• What the exercise asks:
Beneath this task is a listing. State how many of its lines include the string "以下简称", giving nothing but the number.

• Entries shown:
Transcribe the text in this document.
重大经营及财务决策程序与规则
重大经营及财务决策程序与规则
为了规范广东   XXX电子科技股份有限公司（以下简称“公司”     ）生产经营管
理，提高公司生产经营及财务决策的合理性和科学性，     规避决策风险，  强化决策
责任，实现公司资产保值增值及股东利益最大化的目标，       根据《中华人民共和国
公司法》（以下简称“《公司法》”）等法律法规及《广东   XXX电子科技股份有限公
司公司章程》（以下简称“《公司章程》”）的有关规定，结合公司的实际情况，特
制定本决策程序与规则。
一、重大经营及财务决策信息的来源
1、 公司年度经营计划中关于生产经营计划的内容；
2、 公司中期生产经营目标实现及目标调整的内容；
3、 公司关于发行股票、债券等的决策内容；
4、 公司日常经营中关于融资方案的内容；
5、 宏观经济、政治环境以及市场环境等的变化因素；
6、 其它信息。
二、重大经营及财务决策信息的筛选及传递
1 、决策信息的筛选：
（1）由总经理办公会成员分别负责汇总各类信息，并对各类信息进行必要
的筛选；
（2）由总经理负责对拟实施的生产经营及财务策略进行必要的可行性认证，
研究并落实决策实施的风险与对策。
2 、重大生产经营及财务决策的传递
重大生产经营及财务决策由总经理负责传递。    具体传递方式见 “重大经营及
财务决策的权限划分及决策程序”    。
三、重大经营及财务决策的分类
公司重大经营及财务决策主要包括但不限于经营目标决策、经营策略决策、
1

• Finished exercise:
3